## Brief
Return only the number of lines that hold "自动居中".

## Information supplied

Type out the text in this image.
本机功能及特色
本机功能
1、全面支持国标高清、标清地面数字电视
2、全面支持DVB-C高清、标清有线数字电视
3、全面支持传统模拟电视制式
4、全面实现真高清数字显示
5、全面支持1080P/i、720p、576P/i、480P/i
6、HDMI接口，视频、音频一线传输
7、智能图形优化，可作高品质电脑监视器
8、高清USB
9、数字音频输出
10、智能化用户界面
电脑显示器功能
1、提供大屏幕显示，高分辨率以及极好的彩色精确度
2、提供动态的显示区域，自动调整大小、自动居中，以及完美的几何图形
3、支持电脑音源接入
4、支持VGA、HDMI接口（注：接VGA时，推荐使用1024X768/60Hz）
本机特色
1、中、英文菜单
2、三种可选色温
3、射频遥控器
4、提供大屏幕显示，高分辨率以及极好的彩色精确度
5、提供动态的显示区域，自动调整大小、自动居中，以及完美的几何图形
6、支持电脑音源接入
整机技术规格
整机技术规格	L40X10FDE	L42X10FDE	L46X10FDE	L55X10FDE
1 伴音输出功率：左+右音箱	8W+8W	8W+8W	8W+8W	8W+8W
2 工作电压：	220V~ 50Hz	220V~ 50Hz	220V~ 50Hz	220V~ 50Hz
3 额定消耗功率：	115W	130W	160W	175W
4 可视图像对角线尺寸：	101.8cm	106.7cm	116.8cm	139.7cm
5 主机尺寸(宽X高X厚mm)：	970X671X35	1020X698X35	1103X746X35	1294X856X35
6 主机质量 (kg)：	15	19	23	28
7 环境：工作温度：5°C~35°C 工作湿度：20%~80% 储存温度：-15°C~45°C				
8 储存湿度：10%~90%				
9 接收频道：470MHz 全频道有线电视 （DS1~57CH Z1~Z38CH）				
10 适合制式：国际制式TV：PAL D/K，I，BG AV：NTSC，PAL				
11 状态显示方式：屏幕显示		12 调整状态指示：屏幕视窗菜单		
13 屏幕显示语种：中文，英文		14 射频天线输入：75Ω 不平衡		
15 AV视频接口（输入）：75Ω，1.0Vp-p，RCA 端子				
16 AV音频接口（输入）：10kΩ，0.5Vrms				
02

## Exercise solution
2